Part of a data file
#####

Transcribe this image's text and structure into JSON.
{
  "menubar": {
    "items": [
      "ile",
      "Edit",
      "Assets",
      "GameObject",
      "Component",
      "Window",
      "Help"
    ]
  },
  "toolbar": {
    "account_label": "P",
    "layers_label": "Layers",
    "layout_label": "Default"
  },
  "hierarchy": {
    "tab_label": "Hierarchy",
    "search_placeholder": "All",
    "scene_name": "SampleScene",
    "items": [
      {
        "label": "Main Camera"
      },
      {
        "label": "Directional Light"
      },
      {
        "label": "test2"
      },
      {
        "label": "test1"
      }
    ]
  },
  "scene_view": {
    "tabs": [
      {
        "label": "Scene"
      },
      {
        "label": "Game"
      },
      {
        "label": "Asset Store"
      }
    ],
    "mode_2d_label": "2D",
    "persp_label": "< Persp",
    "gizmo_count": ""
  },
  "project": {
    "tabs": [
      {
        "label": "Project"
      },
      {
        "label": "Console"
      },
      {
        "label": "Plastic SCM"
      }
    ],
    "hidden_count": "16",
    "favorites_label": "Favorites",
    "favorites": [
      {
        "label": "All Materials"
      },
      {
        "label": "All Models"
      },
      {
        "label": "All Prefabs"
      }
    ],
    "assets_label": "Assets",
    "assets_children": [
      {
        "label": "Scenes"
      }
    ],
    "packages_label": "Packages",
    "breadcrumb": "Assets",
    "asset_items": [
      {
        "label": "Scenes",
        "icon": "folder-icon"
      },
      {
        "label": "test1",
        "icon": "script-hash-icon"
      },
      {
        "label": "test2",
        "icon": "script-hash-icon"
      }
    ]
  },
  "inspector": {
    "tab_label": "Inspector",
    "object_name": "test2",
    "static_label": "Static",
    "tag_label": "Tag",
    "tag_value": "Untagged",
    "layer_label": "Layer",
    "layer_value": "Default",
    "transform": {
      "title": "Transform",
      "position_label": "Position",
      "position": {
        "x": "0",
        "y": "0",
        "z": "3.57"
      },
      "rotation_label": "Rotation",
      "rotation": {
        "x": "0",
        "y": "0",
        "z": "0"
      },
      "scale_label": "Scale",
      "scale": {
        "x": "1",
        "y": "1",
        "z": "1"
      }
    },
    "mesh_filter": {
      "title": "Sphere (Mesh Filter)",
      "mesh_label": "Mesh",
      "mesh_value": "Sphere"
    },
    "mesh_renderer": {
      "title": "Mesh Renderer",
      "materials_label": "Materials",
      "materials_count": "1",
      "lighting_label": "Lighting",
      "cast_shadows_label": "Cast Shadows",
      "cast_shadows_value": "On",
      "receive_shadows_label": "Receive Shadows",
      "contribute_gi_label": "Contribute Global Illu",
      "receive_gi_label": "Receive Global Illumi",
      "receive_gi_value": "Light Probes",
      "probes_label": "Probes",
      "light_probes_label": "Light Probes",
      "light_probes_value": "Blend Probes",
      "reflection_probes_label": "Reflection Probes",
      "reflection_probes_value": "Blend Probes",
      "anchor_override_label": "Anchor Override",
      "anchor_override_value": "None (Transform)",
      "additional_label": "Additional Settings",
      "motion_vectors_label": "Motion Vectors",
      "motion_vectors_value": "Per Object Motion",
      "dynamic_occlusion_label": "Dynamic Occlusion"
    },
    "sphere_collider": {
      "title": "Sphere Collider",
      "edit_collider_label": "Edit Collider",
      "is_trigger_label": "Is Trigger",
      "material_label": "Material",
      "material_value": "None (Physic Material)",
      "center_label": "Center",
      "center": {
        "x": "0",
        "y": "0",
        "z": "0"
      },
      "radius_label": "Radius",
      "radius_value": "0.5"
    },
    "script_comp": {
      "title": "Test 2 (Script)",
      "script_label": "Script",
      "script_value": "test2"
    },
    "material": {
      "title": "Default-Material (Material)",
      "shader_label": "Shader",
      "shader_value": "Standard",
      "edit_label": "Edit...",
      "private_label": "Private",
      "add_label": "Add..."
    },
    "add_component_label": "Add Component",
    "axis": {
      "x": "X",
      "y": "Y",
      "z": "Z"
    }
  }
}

#####

● **GIVEN TASK**
Retype the material above, line by line, exactly.

● **FULL OUTPUT**
Transcribe this image's text and structure into JSON.
{
  "menubar": {
    "items": [
      "ile",
      "Edit",
      "Assets",
      "GameObject",
      "Component",
      "Window",
      "Help"
    ]
  },
  "toolbar": {
    "account_label": "P",
    "layers_label": "Layers",
    "layout_label": "Default"
  },
  "hierarchy": {
    "tab_label": "Hierarchy",
    "search_placeholder": "All",
    "scene_name": "SampleScene",
    "items": [
      {
        "label": "Main Camera"
      },
      {
        "label": "Directional Light"
      },
      {
        "label": "test2"
      },
      {
        "label": "test1"
      }
    ]
  },
  "scene_view": {
    "tabs": [
      {
        "label": "Scene"
      },
      {
        "label": "Game"
      },
      {
        "label": "Asset Store"
      }
    ],
    "mode_2d_label": "2D",
    "persp_label": "< Persp",
    "gizmo_count": ""
  },
  "project": {
    "tabs": [
      {
        "label": "Project"
      },
      {
        "label": "Console"
      },
      {
        "label": "Plastic SCM"
      }
    ],
    "hidden_count": "16",
    "favorites_label": "Favorites",
    "favorites": [
      {
        "label": "All Materials"
      },
      {
        "label": "All Models"
      },
      {
        "label": "All Prefabs"
      }
    ],
    "assets_label": "Assets",
    "assets_children": [
      {
        "label": "Scenes"
      }
    ],
    "packages_label": "Packages",
    "breadcrumb": "Assets",
    "asset_items": [
      {
        "label": "Scenes",
        "icon": "folder-icon"
      },
      {
        "label": "test1",
        "icon": "script-hash-icon"
      },
      {
        "label": "test2",
        "icon": "script-hash-icon"
      }
    ]
  },
  "inspector": {
    "tab_label": "Inspector",
    "object_name": "test2",
    "static_label": "Static",
    "tag_label": "Tag",
    "tag_value": "Untagged",
    "layer_label": "Layer",
    "layer_value": "Default",
    "transform": {
      "title": "Transform",
      "position_label": "Position",
      "position": {
        "x": "0",
        "y": "0",
        "z": "3.57"
      },
      "rotation_label": "Rotation",
      "rotation": {
        "x": "0",
        "y": "0",
        "z": "0"
      },
      "scale_label": "Scale",
      "scale": {
        "x": "1",
        "y": "1",
        "z": "1"
      }
    },
    "mesh_filter": {
      "title": "Sphere (Mesh Filter)",
      "mesh_label": "Mesh",
      "mesh_value": "Sphere"
    },
    "mesh_renderer": {
      "title": "Mesh Renderer",
      "materials_label": "Materials",
      "materials_count": "1",
      "lighting_label": "Lighting",
      "cast_shadows_label": "Cast Shadows",
      "cast_shadows_value": "On",
      "receive_shadows_label": "Receive Shadows",
      "contribute_gi_label": "Contribute Global Illu",
      "receive_gi_label": "Receive Global Illumi",
      "receive_gi_value": "Light Probes",
      "probes_label": "Probes",
      "light_probes_label": "Light Probes",
      "light_probes_value": "Blend Probes",
      "reflection_probes_label": "Reflection Probes",
      "reflection_probes_value": "Blend Probes",
      "anchor_override_label": "Anchor Override",
      "anchor_override_value": "None (Transform)",
      "additional_label": "Additional Settings",
      "motion_vectors_label": "Motion Vectors",
      "motion_vectors_value": "Per Object Motion",
      "dynamic_occlusion_label": "Dynamic Occlusion"
    },
    "sphere_collider": {
      "title": "Sphere Collider",
      "edit_collider_label": "Edit Collider",
      "is_trigger_label": "Is Trigger",
      "material_label": "Material",
      "material_value": "None (Physic Material)",
      "center_label": "Center",
      "center": {
        "x": "0",
        "y": "0",
        "z": "0"
      },
      "radius_label": "Radius",
      "radius_value": "0.5"
    },
    "script_comp": {
      "title": "Test 2 (Script)",
      "script_label": "Script",
      "script_value": "test2"
    },
    "material": {
      "title": "Default-Material (Material)",
      "shader_label": "Shader",
      "shader_value": "Standard",
      "edit_label": "Edit...",
      "private_label": "Private",
      "add_label": "Add..."
    },
    "add_component_label": "Add Component",
    "axis": {
      "x": "X",
      "y": "Y",
      "z": "Z"
    }
  }
}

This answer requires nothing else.